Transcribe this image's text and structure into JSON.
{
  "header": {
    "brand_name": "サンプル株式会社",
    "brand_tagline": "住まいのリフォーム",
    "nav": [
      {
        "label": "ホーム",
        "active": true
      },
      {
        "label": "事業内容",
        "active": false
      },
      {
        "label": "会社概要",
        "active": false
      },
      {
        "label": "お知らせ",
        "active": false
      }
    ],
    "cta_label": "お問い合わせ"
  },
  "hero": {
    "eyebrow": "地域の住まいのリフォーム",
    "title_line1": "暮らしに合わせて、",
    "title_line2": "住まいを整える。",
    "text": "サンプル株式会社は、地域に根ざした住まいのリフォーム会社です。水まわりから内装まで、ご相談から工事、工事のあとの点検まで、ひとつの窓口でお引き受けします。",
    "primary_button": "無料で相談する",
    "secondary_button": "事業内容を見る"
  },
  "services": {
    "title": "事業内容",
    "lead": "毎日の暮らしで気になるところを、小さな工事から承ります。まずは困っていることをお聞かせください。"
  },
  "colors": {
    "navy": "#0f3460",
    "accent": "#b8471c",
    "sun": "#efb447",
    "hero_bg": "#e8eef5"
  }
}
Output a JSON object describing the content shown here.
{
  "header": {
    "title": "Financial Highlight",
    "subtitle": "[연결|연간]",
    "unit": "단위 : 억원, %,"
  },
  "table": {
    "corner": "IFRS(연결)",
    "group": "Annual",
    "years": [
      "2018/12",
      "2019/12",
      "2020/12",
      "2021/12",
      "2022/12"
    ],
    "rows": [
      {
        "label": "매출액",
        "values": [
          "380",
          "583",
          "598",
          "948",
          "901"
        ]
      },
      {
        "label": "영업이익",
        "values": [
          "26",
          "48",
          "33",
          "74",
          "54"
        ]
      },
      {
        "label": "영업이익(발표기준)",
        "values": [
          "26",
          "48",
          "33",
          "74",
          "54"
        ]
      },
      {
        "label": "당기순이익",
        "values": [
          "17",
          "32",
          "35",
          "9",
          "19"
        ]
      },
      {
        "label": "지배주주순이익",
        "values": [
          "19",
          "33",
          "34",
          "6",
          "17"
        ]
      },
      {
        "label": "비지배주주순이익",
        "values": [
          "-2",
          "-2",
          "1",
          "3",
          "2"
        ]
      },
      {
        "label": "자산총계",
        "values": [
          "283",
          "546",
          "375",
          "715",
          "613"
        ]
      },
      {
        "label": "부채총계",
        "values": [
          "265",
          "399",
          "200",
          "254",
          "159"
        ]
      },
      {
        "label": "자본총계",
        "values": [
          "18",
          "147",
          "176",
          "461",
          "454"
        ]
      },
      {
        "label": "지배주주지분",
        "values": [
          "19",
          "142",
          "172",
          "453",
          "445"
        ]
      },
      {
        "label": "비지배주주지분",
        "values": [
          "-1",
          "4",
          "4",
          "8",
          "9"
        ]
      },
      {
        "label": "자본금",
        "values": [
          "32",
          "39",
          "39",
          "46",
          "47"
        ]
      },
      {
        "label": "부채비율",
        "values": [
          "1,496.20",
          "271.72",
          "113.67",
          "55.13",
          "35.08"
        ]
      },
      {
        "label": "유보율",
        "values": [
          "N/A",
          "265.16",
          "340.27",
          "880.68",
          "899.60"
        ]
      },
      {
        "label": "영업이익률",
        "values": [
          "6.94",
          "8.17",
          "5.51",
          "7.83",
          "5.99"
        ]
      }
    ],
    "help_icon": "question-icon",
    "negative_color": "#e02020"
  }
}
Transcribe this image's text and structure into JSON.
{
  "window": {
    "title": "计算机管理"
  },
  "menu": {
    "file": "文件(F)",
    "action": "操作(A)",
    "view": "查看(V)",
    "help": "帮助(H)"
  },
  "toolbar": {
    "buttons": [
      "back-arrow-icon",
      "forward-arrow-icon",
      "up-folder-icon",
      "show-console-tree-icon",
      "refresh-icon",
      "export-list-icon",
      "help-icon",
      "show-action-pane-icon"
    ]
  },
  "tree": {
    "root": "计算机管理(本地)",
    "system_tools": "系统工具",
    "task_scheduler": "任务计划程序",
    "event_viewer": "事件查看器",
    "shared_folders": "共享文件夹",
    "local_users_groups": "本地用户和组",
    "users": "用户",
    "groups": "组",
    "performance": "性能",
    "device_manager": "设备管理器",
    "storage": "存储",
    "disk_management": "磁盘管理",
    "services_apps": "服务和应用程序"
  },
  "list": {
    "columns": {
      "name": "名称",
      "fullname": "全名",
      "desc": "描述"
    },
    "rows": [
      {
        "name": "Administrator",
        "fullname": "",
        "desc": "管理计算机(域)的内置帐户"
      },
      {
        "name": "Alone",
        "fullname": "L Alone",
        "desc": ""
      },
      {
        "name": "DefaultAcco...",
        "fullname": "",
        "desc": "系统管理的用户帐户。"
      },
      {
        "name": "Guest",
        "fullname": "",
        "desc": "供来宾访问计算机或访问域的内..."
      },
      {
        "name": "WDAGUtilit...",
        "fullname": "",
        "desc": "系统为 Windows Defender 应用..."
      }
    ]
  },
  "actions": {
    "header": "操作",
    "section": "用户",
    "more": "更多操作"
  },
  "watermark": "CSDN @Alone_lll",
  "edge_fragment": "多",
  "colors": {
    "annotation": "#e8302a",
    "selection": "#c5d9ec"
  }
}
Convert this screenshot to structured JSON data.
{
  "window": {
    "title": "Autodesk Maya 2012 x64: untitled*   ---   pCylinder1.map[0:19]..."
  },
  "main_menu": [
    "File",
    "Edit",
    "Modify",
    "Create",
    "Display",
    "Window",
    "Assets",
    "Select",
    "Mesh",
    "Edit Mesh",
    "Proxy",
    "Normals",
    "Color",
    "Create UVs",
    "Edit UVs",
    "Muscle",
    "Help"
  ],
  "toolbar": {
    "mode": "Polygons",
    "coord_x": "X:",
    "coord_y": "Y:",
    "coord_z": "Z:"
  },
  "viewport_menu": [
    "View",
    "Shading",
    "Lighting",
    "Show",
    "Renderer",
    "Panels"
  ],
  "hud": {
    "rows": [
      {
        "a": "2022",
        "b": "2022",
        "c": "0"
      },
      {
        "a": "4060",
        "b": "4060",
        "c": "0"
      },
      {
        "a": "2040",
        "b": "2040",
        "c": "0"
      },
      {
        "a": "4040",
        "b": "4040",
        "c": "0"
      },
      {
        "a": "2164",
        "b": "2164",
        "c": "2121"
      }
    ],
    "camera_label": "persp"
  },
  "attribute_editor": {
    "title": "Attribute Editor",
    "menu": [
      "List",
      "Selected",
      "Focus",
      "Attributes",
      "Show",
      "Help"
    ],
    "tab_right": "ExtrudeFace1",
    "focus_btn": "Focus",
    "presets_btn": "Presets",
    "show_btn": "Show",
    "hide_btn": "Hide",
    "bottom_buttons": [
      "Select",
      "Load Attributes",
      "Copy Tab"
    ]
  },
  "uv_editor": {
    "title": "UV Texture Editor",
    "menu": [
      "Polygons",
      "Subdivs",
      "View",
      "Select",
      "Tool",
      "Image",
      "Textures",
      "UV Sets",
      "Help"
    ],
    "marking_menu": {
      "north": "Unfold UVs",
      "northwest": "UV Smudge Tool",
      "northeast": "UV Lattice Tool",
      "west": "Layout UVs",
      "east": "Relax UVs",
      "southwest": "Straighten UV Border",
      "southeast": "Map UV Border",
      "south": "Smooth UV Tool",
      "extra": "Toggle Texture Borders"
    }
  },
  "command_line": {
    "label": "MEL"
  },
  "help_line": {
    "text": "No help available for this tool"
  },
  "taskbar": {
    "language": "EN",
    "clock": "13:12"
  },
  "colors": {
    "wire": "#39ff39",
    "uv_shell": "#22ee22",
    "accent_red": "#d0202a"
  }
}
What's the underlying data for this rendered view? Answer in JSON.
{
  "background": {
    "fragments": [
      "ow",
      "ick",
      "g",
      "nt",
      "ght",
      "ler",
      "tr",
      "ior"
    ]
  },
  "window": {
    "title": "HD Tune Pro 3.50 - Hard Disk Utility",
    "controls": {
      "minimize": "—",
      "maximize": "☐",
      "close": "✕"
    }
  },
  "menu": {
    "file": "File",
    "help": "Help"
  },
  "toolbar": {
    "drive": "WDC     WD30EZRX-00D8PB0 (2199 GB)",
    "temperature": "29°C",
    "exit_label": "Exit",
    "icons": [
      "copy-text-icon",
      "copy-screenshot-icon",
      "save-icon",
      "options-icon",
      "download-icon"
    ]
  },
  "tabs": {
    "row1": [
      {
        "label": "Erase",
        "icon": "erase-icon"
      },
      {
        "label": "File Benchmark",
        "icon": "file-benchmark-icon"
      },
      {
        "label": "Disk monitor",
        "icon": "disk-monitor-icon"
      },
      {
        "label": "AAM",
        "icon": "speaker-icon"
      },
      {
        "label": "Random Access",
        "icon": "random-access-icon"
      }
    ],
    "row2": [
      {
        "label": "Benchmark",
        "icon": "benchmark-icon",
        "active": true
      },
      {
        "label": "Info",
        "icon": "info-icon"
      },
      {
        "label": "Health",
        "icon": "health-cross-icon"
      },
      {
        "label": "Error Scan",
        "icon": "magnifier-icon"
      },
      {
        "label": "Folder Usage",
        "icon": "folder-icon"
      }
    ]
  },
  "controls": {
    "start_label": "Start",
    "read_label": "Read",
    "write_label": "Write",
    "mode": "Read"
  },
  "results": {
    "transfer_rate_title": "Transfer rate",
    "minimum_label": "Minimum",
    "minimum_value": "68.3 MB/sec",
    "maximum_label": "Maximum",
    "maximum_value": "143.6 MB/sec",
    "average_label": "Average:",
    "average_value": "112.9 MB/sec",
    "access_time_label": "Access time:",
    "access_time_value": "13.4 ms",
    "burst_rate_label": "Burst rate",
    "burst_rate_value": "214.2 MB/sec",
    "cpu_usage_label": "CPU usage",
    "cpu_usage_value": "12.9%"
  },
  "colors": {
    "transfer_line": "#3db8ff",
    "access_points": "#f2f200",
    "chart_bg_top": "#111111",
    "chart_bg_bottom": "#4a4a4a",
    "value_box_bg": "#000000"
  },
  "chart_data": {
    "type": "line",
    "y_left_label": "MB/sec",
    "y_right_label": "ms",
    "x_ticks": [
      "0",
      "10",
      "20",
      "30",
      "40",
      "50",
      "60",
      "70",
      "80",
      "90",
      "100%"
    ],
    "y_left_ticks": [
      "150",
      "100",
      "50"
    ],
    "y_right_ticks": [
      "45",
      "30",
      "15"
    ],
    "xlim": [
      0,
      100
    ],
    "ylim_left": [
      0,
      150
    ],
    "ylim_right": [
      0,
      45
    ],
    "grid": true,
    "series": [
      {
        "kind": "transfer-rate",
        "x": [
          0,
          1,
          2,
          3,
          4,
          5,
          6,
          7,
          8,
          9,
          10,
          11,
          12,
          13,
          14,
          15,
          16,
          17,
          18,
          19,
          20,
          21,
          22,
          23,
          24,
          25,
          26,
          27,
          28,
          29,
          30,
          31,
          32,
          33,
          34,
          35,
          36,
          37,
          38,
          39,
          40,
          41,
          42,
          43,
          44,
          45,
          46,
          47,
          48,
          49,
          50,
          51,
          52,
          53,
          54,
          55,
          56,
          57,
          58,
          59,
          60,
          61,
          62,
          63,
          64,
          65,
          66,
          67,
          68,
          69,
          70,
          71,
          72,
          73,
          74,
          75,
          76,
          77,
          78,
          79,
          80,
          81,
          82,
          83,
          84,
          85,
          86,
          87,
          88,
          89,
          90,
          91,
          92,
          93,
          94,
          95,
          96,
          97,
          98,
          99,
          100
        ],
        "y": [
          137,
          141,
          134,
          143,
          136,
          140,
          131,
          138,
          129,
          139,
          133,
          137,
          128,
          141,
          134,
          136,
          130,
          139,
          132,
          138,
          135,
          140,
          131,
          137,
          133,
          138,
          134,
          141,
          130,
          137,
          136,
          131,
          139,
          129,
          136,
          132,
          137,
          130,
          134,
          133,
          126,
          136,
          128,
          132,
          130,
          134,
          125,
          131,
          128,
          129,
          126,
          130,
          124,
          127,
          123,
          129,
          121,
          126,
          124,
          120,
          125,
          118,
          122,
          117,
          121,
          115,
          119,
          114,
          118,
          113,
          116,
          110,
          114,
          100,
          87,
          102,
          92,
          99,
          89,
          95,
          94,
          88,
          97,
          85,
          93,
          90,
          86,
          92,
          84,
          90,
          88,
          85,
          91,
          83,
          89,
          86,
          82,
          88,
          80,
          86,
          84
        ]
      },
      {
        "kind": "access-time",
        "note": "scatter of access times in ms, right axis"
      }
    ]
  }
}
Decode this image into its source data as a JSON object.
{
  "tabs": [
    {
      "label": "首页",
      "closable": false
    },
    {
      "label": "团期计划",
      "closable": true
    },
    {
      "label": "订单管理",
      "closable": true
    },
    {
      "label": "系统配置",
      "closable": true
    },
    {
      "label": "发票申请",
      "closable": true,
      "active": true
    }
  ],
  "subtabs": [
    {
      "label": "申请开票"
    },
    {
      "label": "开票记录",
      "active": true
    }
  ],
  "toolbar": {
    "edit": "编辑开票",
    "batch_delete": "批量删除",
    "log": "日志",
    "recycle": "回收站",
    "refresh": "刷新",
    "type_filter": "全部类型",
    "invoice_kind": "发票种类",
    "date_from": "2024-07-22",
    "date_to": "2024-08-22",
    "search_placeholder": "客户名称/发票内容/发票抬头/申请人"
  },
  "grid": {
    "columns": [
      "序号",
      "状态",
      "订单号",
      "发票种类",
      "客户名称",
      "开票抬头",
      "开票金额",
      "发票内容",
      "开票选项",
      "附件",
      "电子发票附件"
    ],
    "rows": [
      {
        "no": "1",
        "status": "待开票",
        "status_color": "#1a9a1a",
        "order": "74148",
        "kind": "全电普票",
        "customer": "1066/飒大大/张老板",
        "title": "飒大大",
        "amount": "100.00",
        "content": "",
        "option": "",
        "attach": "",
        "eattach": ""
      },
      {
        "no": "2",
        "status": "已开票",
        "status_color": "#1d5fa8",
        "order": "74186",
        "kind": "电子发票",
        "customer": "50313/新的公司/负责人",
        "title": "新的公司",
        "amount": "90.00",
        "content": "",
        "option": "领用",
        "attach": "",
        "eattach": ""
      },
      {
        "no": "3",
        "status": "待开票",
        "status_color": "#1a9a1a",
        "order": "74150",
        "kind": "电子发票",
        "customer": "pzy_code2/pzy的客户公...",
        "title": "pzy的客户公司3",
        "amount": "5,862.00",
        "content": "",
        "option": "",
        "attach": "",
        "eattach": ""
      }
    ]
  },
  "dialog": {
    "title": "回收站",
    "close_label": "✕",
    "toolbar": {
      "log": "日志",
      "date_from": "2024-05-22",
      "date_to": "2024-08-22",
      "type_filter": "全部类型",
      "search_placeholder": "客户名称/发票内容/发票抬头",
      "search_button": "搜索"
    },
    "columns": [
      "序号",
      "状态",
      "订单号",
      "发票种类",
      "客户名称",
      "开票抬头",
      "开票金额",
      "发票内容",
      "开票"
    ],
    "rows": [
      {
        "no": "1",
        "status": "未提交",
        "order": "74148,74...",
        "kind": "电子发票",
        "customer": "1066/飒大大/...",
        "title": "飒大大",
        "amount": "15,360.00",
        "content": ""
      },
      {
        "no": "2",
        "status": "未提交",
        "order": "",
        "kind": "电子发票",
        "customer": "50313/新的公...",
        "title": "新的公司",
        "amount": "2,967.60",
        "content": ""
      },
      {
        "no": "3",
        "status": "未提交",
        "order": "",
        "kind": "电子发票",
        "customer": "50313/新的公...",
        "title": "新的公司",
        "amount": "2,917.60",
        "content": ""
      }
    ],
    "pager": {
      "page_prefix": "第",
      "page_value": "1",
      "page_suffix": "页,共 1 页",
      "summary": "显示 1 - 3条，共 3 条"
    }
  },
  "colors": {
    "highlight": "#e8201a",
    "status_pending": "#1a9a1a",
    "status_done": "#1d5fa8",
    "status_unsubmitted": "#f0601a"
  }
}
····················
Lines holding the word "this" should be counted across the entries; state only how many there are.

> _Answer to the problem_
6